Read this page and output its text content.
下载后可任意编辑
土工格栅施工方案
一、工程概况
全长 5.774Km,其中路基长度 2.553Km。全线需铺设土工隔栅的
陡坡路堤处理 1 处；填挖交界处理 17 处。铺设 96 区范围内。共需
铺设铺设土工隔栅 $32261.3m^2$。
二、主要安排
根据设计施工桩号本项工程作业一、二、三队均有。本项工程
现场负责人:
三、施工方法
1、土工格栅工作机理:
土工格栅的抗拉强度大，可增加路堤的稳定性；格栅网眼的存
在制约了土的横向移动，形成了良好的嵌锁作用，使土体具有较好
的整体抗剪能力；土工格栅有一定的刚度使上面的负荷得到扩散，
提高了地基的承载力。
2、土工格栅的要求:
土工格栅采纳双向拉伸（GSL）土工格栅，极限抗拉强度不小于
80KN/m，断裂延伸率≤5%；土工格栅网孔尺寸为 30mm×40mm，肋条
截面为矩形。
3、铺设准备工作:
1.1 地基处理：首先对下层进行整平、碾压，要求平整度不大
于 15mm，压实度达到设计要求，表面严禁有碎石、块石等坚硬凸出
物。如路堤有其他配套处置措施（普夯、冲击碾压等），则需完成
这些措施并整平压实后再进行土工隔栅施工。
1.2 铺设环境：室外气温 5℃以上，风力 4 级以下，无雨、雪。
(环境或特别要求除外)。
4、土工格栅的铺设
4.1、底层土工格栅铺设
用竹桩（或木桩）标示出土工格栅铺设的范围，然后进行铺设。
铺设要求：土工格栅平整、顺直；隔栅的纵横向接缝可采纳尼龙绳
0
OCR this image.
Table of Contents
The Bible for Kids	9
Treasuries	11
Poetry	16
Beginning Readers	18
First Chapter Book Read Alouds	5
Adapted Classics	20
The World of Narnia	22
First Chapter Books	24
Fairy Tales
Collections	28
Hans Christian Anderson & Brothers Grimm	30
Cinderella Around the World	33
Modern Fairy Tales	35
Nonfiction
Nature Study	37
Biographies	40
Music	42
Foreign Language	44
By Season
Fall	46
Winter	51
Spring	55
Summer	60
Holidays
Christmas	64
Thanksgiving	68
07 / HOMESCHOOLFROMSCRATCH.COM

### EXERCISE REQUIREMENTS
Find and count the lines of the data that include the string "this", and report that figure by itself.

### FINAL RESULT
2